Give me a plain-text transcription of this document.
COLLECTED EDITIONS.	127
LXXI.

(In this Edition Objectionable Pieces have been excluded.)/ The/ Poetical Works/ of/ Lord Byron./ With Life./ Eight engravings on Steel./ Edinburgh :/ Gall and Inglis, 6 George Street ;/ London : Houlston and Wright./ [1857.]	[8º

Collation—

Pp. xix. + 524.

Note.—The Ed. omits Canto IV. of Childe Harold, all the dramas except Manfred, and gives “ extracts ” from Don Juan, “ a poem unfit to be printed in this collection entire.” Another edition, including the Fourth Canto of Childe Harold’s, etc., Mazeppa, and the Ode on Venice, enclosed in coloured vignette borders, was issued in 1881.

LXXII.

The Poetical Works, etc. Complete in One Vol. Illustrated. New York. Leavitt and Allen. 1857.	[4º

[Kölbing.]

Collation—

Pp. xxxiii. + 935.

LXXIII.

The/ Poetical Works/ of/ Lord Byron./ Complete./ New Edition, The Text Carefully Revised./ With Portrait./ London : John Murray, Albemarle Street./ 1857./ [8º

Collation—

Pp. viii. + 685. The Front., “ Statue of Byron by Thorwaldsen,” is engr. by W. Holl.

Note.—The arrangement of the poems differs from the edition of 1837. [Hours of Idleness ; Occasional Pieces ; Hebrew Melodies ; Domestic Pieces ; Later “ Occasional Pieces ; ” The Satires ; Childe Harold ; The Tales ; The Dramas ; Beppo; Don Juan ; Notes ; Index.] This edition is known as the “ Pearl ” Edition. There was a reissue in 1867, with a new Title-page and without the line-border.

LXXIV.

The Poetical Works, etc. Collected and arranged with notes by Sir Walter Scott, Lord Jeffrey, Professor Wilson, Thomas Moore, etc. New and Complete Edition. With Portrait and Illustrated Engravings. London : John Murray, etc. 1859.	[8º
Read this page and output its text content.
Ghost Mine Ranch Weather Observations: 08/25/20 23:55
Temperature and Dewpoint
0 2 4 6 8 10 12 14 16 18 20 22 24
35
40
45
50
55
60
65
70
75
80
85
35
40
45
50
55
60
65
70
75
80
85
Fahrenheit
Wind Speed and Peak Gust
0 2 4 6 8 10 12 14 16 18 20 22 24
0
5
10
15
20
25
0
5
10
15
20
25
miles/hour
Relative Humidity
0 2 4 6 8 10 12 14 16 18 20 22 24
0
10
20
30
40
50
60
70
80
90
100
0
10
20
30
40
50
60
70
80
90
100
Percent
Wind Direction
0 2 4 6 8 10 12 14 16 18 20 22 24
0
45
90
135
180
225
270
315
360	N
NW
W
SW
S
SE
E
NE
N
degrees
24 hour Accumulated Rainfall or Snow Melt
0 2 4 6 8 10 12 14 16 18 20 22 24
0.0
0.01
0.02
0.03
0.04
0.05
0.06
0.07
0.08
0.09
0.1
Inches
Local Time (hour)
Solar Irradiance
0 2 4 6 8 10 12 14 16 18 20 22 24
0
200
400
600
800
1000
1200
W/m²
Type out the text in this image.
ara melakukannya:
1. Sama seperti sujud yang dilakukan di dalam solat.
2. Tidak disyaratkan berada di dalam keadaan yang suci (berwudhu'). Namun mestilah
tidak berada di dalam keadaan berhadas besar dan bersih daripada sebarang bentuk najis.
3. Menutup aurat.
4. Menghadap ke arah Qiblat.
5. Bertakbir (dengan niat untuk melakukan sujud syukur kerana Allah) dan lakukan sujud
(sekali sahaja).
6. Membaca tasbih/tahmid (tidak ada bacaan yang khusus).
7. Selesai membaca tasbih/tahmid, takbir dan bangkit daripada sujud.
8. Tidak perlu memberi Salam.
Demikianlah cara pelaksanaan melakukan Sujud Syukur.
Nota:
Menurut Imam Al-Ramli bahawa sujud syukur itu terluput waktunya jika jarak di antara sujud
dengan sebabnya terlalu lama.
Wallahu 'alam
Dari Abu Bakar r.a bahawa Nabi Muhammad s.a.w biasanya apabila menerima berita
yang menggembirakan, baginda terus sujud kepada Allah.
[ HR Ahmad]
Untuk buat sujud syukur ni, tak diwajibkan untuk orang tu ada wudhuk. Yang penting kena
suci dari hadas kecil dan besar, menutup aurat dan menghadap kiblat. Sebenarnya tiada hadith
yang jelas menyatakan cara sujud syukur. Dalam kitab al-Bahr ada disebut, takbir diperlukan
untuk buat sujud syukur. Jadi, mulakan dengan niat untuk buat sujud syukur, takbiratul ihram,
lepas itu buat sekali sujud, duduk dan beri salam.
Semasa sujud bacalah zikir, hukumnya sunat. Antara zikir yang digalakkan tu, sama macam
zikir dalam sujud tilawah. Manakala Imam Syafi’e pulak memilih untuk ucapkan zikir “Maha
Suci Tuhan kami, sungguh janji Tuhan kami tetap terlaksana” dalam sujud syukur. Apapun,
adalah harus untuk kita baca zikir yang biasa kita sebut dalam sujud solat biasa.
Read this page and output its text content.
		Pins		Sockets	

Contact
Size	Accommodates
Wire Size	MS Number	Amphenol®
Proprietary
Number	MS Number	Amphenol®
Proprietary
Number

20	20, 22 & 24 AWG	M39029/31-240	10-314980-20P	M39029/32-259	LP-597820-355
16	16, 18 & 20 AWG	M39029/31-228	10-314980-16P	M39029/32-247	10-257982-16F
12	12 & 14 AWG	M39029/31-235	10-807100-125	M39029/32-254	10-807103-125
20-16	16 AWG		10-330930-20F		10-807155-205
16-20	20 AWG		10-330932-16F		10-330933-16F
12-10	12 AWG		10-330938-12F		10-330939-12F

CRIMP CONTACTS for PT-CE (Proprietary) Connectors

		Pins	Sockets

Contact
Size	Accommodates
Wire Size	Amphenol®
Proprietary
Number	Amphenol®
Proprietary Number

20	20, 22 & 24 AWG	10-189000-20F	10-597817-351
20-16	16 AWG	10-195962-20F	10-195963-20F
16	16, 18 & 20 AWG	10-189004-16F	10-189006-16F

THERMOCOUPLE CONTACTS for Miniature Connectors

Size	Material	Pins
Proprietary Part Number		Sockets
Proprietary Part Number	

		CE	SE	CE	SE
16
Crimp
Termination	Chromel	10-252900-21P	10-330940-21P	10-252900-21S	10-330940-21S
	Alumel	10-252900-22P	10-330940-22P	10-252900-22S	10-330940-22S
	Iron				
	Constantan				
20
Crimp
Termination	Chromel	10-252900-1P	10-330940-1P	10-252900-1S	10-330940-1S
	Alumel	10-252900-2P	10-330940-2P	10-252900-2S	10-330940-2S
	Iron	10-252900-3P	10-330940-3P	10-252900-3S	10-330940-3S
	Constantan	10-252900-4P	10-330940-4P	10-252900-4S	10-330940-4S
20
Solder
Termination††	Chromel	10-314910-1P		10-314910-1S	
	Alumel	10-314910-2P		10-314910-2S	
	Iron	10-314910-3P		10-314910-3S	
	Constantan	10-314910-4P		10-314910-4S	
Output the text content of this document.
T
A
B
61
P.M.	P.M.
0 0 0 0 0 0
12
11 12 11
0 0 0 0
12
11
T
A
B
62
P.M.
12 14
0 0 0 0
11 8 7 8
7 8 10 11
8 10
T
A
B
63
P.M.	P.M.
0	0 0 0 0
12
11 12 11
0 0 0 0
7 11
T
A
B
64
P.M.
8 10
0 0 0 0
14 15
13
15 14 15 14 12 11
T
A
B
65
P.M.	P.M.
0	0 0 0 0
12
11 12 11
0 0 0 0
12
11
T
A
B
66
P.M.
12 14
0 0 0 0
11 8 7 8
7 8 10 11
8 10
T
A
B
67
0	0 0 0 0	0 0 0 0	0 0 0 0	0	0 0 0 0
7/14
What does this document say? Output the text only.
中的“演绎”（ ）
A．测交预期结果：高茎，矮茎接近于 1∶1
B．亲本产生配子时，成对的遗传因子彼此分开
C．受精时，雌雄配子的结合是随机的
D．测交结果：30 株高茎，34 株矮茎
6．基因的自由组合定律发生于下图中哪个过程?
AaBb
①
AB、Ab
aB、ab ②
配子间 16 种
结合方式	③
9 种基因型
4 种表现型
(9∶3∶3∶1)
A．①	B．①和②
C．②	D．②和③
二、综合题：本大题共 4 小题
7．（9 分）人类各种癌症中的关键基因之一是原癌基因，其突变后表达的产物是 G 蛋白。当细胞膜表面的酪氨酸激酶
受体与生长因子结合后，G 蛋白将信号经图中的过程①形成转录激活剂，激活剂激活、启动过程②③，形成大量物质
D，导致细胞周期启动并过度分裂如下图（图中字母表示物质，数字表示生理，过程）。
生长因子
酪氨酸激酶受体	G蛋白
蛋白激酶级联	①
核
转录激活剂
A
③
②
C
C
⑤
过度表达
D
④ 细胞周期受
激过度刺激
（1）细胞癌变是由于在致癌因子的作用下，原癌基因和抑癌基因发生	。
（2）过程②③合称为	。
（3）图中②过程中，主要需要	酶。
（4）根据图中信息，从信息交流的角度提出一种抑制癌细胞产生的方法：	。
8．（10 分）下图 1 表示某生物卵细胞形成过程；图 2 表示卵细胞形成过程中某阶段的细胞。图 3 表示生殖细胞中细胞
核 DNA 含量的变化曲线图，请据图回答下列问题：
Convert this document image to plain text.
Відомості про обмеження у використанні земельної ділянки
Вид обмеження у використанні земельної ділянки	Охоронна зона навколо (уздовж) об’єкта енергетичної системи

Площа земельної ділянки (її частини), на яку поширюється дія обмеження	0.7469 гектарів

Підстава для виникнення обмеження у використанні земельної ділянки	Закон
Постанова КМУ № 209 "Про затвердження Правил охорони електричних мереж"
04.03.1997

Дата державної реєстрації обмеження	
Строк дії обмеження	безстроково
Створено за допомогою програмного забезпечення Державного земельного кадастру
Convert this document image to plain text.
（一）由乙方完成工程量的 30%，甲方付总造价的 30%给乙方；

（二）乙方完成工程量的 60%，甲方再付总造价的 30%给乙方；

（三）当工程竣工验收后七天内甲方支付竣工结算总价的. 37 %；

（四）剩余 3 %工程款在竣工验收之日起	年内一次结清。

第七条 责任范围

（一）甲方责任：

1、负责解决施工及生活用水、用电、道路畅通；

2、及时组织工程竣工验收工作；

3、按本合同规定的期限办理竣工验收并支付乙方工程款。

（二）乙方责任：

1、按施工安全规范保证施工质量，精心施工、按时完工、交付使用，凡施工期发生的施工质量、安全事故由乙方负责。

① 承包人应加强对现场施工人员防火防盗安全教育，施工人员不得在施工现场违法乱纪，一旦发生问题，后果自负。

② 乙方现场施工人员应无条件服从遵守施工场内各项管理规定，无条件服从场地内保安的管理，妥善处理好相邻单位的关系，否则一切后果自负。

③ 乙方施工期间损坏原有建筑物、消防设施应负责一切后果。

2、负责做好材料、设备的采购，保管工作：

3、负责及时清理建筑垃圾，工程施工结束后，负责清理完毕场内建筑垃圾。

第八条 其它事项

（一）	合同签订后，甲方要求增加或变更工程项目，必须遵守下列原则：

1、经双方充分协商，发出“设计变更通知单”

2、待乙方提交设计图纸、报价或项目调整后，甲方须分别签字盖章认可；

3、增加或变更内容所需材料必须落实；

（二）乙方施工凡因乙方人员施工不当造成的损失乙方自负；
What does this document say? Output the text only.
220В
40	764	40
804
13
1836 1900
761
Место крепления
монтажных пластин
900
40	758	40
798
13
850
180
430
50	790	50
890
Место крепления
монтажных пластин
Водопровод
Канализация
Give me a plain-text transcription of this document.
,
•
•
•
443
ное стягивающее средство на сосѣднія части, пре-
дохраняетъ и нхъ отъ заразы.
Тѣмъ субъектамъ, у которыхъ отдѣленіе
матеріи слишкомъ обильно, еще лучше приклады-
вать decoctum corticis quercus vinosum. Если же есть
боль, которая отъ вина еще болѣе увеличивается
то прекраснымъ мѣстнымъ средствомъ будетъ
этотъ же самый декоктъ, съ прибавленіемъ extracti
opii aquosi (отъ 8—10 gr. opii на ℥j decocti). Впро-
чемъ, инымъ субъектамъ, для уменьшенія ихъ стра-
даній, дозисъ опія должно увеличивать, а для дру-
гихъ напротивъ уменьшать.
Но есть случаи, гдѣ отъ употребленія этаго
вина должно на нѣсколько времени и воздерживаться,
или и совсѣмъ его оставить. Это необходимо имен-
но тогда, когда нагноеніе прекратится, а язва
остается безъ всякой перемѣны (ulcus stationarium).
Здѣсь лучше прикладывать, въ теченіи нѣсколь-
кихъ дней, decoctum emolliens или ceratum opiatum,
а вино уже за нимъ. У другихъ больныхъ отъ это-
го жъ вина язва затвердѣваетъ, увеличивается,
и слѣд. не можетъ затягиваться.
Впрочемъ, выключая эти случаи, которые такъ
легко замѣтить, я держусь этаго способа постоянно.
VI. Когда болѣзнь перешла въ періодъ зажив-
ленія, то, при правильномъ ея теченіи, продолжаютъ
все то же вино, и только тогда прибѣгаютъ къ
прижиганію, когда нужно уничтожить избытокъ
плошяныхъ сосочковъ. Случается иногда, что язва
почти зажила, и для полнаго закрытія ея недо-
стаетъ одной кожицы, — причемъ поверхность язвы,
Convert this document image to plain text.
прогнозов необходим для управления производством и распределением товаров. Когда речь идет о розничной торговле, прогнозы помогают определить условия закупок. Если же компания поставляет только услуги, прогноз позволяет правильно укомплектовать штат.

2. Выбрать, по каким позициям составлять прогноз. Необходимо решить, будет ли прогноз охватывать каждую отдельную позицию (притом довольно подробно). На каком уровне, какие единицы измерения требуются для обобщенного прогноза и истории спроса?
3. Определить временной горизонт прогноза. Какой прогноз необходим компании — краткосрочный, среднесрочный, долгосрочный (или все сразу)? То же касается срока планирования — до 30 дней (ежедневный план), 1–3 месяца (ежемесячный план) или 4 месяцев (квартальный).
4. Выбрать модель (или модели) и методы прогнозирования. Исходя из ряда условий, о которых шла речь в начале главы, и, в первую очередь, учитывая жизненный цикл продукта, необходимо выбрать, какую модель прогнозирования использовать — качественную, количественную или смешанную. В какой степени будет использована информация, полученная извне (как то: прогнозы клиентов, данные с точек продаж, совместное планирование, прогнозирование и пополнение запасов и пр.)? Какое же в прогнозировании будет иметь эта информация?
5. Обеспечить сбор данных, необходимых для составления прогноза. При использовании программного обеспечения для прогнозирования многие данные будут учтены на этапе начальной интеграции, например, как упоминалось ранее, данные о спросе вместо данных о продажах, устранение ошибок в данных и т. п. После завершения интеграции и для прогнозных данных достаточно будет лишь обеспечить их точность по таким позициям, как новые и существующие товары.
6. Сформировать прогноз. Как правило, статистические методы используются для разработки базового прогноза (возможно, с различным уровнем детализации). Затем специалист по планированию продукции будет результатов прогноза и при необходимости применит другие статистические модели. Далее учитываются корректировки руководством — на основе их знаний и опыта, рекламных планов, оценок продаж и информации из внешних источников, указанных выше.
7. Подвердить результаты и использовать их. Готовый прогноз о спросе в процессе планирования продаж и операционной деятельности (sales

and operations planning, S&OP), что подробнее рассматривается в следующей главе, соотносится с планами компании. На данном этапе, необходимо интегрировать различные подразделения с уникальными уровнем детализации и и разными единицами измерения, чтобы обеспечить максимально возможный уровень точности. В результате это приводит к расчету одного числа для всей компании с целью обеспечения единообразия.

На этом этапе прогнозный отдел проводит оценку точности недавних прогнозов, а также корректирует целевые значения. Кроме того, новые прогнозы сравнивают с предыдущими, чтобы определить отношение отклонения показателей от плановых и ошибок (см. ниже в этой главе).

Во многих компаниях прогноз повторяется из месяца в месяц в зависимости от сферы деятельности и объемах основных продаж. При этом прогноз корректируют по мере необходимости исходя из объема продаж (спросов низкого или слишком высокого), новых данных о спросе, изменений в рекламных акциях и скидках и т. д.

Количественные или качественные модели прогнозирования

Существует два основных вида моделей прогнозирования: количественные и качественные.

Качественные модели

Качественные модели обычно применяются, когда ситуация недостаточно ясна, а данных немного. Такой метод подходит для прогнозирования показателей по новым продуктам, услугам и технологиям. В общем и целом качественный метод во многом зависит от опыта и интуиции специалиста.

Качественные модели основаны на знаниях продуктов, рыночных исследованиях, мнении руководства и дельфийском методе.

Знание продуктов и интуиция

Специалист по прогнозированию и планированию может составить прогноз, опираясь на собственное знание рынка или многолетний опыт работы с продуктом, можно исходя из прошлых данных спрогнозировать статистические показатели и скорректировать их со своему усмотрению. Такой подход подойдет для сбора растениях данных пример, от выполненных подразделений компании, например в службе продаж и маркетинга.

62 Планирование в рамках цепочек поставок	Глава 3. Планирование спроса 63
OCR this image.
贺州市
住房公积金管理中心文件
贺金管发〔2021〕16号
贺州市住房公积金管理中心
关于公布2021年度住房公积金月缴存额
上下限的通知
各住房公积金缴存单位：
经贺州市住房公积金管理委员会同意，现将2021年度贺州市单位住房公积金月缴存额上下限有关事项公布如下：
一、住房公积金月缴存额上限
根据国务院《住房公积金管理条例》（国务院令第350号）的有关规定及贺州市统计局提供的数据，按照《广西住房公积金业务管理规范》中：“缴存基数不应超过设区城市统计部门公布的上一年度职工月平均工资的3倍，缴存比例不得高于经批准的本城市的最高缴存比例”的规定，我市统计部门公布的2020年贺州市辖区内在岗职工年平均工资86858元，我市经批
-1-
□ □ □ □
▶ [EXERCISE DETAILS]: Write out only the final block of lines, starting at the line with "OCR this image." and running to the end of the material.

▶ [ANSWER]:
OCR this image.
贺州市
住房公积金管理中心文件
贺金管发〔2021〕16号
贺州市住房公积金管理中心
关于公布2021年度住房公积金月缴存额
上下限的通知
各住房公积金缴存单位：
经贺州市住房公积金管理委员会同意，现将2021年度贺州市单位住房公积金月缴存额上下限有关事项公布如下：
一、住房公积金月缴存额上限
根据国务院《住房公积金管理条例》（国务院令第350号）的有关规定及贺州市统计局提供的数据，按照《广西住房公积金业务管理规范》中：“缴存基数不应超过设区城市统计部门公布的上一年度职工月平均工资的3倍，缴存比例不得高于经批准的本城市的最高缴存比例”的规定，我市统计部门公布的2020年贺州市辖区内在岗职工年平均工资86858元，我市经批
-1-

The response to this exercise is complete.